━━ RECORDS FOR THE TASK ━━
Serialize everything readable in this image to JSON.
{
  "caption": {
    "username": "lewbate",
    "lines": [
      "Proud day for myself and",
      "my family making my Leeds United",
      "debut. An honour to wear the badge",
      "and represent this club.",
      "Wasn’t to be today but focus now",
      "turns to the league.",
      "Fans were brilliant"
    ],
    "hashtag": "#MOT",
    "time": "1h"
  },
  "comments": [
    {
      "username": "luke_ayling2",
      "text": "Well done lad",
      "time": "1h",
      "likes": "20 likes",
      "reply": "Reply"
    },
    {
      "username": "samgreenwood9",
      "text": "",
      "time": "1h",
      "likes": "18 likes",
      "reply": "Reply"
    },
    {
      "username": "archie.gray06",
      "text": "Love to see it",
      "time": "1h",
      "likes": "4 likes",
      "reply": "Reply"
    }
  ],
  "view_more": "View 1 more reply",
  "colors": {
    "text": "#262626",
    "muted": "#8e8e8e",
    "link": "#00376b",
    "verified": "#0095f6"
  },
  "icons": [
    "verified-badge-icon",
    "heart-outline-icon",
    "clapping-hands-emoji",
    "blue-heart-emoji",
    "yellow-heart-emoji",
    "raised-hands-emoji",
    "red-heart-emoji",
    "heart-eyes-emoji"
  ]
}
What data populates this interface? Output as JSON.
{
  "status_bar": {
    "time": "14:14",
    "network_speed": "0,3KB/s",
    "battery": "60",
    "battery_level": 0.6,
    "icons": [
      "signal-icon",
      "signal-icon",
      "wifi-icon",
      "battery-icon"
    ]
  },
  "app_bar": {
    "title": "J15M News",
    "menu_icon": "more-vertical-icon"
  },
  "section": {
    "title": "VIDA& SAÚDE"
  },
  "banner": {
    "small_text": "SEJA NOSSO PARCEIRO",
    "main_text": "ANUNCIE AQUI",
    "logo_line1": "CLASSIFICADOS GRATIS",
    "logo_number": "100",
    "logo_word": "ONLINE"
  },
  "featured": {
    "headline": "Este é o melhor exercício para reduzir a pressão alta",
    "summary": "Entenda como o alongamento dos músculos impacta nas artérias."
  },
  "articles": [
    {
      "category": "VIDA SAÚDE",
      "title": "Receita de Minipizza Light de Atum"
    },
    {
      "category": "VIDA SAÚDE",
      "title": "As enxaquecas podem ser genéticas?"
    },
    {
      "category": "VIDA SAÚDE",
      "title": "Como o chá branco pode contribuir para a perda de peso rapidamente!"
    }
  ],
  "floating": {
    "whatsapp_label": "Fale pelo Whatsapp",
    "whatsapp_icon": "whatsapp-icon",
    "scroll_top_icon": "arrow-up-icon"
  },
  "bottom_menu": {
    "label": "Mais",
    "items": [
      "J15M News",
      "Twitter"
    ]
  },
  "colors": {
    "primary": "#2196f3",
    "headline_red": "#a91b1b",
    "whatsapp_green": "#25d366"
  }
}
━━━
TASK INSTRUCTIONS – How many lines of these entries contain the string "this"? Reply with the number alone.

FINISHED EXERCISE – 3